**What this task involves**
Each entry below is to be given again word for word, with no pictures.

**Records for this exercise**
■ ■ ■
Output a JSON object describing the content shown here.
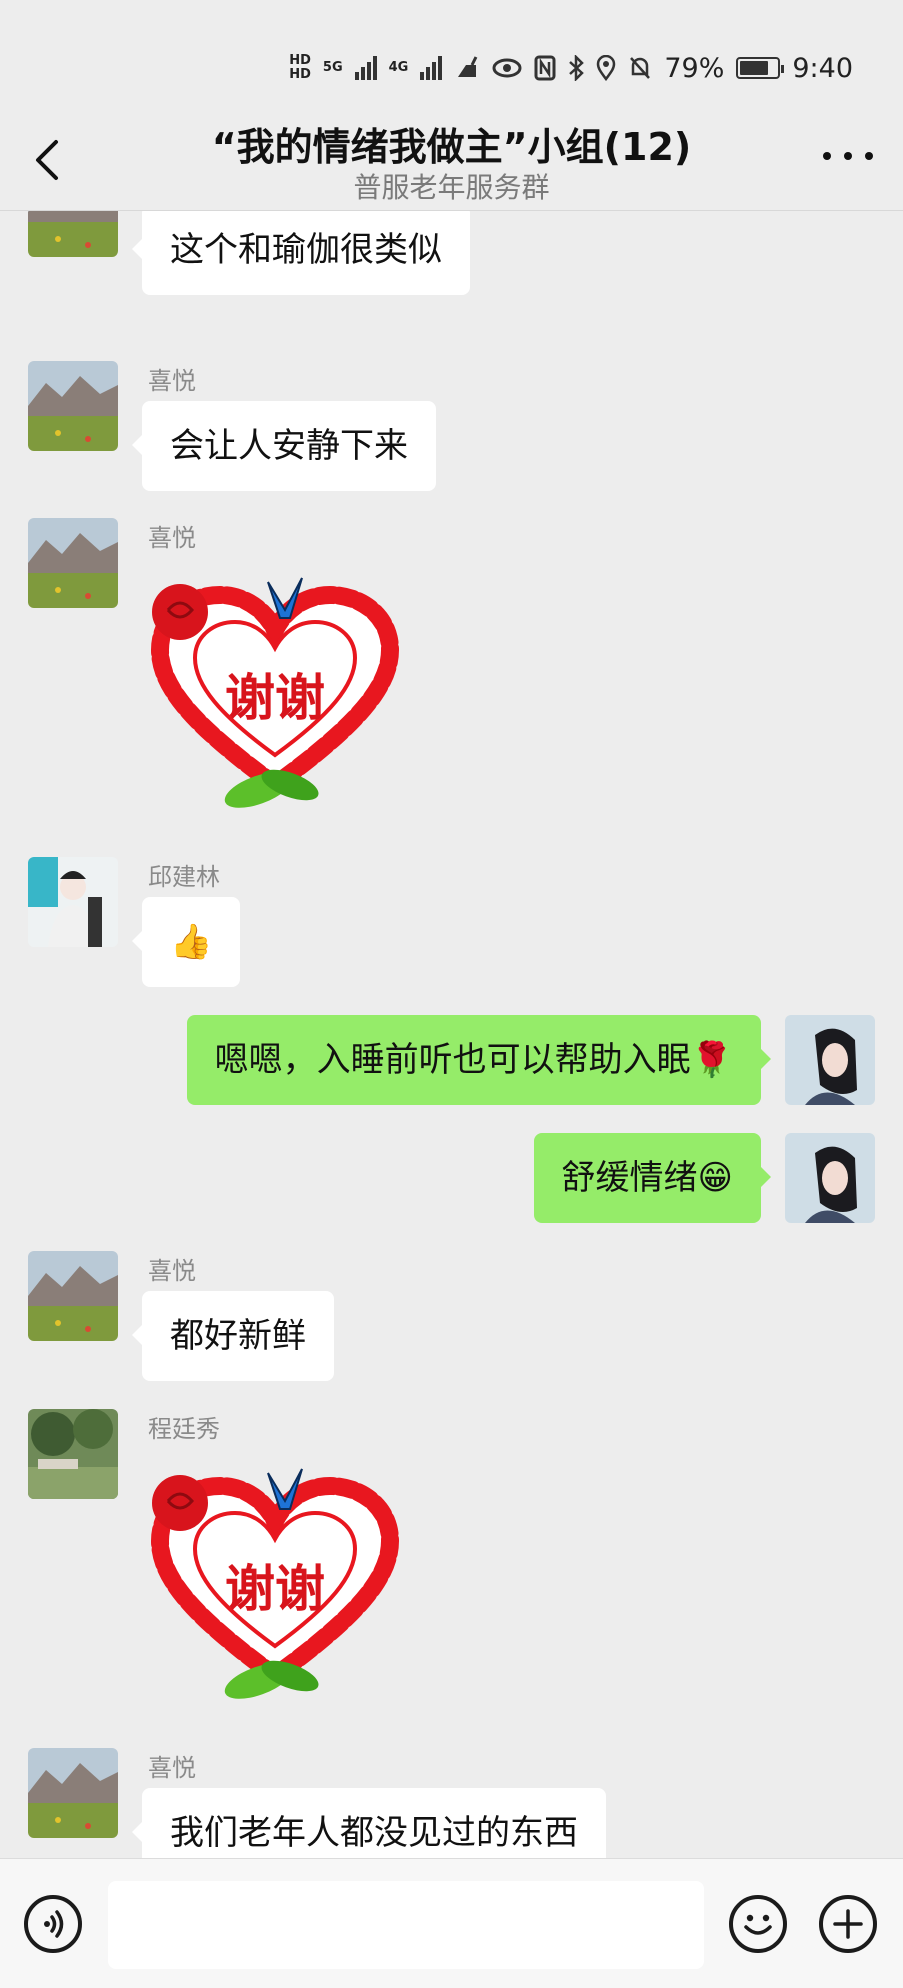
{
  "status_bar": {
    "hd1": "HD",
    "hd2": "HD",
    "net1": "5G",
    "net2": "4G",
    "battery_percent": "79%",
    "battery_level": 0.79,
    "time": "9:40"
  },
  "header": {
    "title": "“我的情绪我做主”小组(12)",
    "subtitle": "普服老年服务群"
  },
  "messages": [
    {
      "sender": "喜悦",
      "text": "这个和瑜伽很类似",
      "type": "text",
      "direction": "in"
    },
    {
      "sender": "喜悦",
      "text": "会让人安静下来",
      "type": "text",
      "direction": "in"
    },
    {
      "sender": "喜悦",
      "sticker_text": "谢谢",
      "type": "sticker",
      "direction": "in"
    },
    {
      "sender": "邱建林",
      "text": "👍",
      "type": "text",
      "direction": "in"
    },
    {
      "text": "嗯嗯，入睡前听也可以帮助入眠🌹",
      "type": "text",
      "direction": "out"
    },
    {
      "text": "舒缓情绪😁",
      "type": "text",
      "direction": "out"
    },
    {
      "sender": "喜悦",
      "text": "都好新鲜",
      "type": "text",
      "direction": "in"
    },
    {
      "sender": "程廷秀",
      "sticker_text": "谢谢",
      "type": "sticker",
      "direction": "in"
    },
    {
      "sender": "喜悦",
      "text": "我们老年人都没见过的东西",
      "type": "text",
      "direction": "in"
    }
  ],
  "icons": {
    "back": "chevron-left-icon",
    "more": "more-dots-icon",
    "voice": "voice-icon",
    "emoji": "emoji-icon",
    "plus": "plus-icon"
  },
  "colors": {
    "background": "#ededed",
    "incoming_bubble": "#ffffff",
    "outgoing_bubble": "#95ec69"
  }
}
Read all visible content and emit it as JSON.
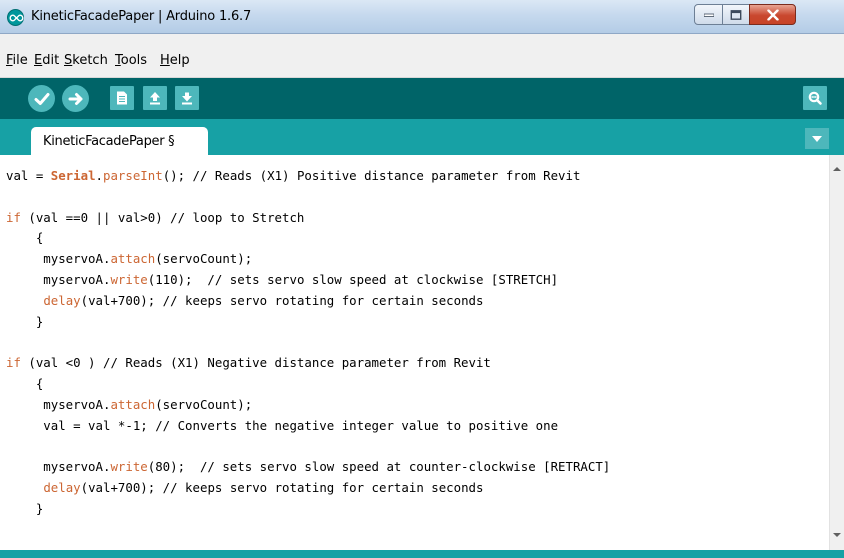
{
  "window": {
    "title": "KineticFacadePaper | Arduino 1.6.7"
  },
  "menu": [
    {
      "mnemonic": "F",
      "rest": "ile"
    },
    {
      "mnemonic": "E",
      "rest": "dit"
    },
    {
      "mnemonic": "S",
      "rest": "ketch"
    },
    {
      "mnemonic": "T",
      "rest": "ools"
    },
    {
      "mnemonic": "H",
      "rest": "elp"
    }
  ],
  "toolbar": {
    "icons": [
      "verify-icon",
      "upload-icon",
      "new-icon",
      "open-icon",
      "save-icon",
      "serial-monitor-icon"
    ]
  },
  "tab": {
    "label": "KineticFacadePaper §"
  },
  "colors": {
    "toolbar": "#006468",
    "tabstrip": "#17a1a5",
    "button": "#4db7bb",
    "keyword": "#cc6633"
  },
  "code": [
    [
      {
        "t": "val = "
      },
      {
        "t": "Serial",
        "c": "cls"
      },
      {
        "t": "."
      },
      {
        "t": "parseInt",
        "c": "fn"
      },
      {
        "t": "(); // Reads (X1) Positive distance parameter from Revit"
      }
    ],
    [],
    [
      {
        "t": "if",
        "c": "kw"
      },
      {
        "t": " (val ==0 || val>0) // loop to Stretch"
      }
    ],
    [
      {
        "t": "    {"
      }
    ],
    [
      {
        "t": "     myservoA."
      },
      {
        "t": "attach",
        "c": "fn"
      },
      {
        "t": "(servoCount);"
      }
    ],
    [
      {
        "t": "     myservoA."
      },
      {
        "t": "write",
        "c": "fn"
      },
      {
        "t": "(110);  // sets servo slow speed at clockwise [STRETCH]"
      }
    ],
    [
      {
        "t": "     "
      },
      {
        "t": "delay",
        "c": "fn"
      },
      {
        "t": "(val+700); // keeps servo rotating for certain seconds"
      }
    ],
    [
      {
        "t": "    }"
      }
    ],
    [],
    [
      {
        "t": "if",
        "c": "kw"
      },
      {
        "t": " (val <0 ) // Reads (X1) Negative distance parameter from Revit"
      }
    ],
    [
      {
        "t": "    {"
      }
    ],
    [
      {
        "t": "     myservoA."
      },
      {
        "t": "attach",
        "c": "fn"
      },
      {
        "t": "(servoCount);"
      }
    ],
    [
      {
        "t": "     val = val *-1; // Converts the negative integer value to positive one"
      }
    ],
    [],
    [
      {
        "t": "     myservoA."
      },
      {
        "t": "write",
        "c": "fn"
      },
      {
        "t": "(80);  // sets servo slow speed at counter-clockwise [RETRACT]"
      }
    ],
    [
      {
        "t": "     "
      },
      {
        "t": "delay",
        "c": "fn"
      },
      {
        "t": "(val+700); // keeps servo rotating for certain seconds"
      }
    ],
    [
      {
        "t": "    }"
      }
    ]
  ]
}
■ ■ ■
**Solved exercise**
Output a JSON object describing the content shown here.
{
  "status_bar": {
    "hd1": "HD",
    "hd2": "HD",
    "net1": "5G",
    "net2": "4G",
    "battery_percent": "79%",
    "battery_level": 0.79,
    "time": "9:40"
  },
  "header": {
    "title": "“我的情绪我做主”小组(12)",
    "subtitle": "普服老年服务群"
  },
  "messages": [
    {
      "sender": "喜悦",
      "text": "这个和瑜伽很类似",
      "type": "text",
      "direction": "in"
    },
    {
      "sender": "喜悦",
      "text": "会让人安静下来",
      "type": "text",
      "direction": "in"
    },
    {
      "sender": "喜悦",
      "sticker_text": "谢谢",
      "type": "sticker",
      "direction": "in"
    },
    {
      "sender": "邱建林",
      "text": "👍",
      "type": "text",
      "direction": "in"
    },
    {
      "text": "嗯嗯，入睡前听也可以帮助入眠🌹",
      "type": "text",
      "direction": "out"
    },
    {
      "text": "舒缓情绪😁",
      "type": "text",
      "direction": "out"
    },
    {
      "sender": "喜悦",
      "text": "都好新鲜",
      "type": "text",
      "direction": "in"
    },
    {
      "sender": "程廷秀",
      "sticker_text": "谢谢",
      "type": "sticker",
      "direction": "in"
    },
    {
      "sender": "喜悦",
      "text": "我们老年人都没见过的东西",
      "type": "text",
      "direction": "in"
    }
  ],
  "icons": {
    "back": "chevron-left-icon",
    "more": "more-dots-icon",
    "voice": "voice-icon",
    "emoji": "emoji-icon",
    "plus": "plus-icon"
  },
  "colors": {
    "background": "#ededed",
    "incoming_bubble": "#ffffff",
    "outgoing_bubble": "#95ec69"
  }
}
Read all visible content and emit it as JSON.
{
  "window": {
    "title": "KineticFacadePaper | Arduino 1.6.7"
  },
  "menu": [
    {
      "mnemonic": "F",
      "rest": "ile"
    },
    {
      "mnemonic": "E",
      "rest": "dit"
    },
    {
      "mnemonic": "S",
      "rest": "ketch"
    },
    {
      "mnemonic": "T",
      "rest": "ools"
    },
    {
      "mnemonic": "H",
      "rest": "elp"
    }
  ],
  "toolbar": {
    "icons": [
      "verify-icon",
      "upload-icon",
      "new-icon",
      "open-icon",
      "save-icon",
      "serial-monitor-icon"
    ]
  },
  "tab": {
    "label": "KineticFacadePaper §"
  },
  "colors": {
    "toolbar": "#006468",
    "tabstrip": "#17a1a5",
    "button": "#4db7bb",
    "keyword": "#cc6633"
  },
  "code": [
    [
      {
        "t": "val = "
      },
      {
        "t": "Serial",
        "c": "cls"
      },
      {
        "t": "."
      },
      {
        "t": "parseInt",
        "c": "fn"
      },
      {
        "t": "(); // Reads (X1) Positive distance parameter from Revit"
      }
    ],
    [],
    [
      {
        "t": "if",
        "c": "kw"
      },
      {
        "t": " (val ==0 || val>0) // loop to Stretch"
      }
    ],
    [
      {
        "t": "    {"
      }
    ],
    [
      {
        "t": "     myservoA."
      },
      {
        "t": "attach",
        "c": "fn"
      },
      {
        "t": "(servoCount);"
      }
    ],
    [
      {
        "t": "     myservoA."
      },
      {
        "t": "write",
        "c": "fn"
      },
      {
        "t": "(110);  // sets servo slow speed at clockwise [STRETCH]"
      }
    ],
    [
      {
        "t": "     "
      },
      {
        "t": "delay",
        "c": "fn"
      },
      {
        "t": "(val+700); // keeps servo rotating for certain seconds"
      }
    ],
    [
      {
        "t": "    }"
      }
    ],
    [],
    [
      {
        "t": "if",
        "c": "kw"
      },
      {
        "t": " (val <0 ) // Reads (X1) Negative distance parameter from Revit"
      }
    ],
    [
      {
        "t": "    {"
      }
    ],
    [
      {
        "t": "     myservoA."
      },
      {
        "t": "attach",
        "c": "fn"
      },
      {
        "t": "(servoCount);"
      }
    ],
    [
      {
        "t": "     val = val *-1; // Converts the negative integer value to positive one"
      }
    ],
    [],
    [
      {
        "t": "     myservoA."
      },
      {
        "t": "write",
        "c": "fn"
      },
      {
        "t": "(80);  // sets servo slow speed at counter-clockwise [RETRACT]"
      }
    ],
    [
      {
        "t": "     "
      },
      {
        "t": "delay",
        "c": "fn"
      },
      {
        "t": "(val+700); // keeps servo rotating for certain seconds"
      }
    ],
    [
      {
        "t": "    }"
      }
    ]
  ]
}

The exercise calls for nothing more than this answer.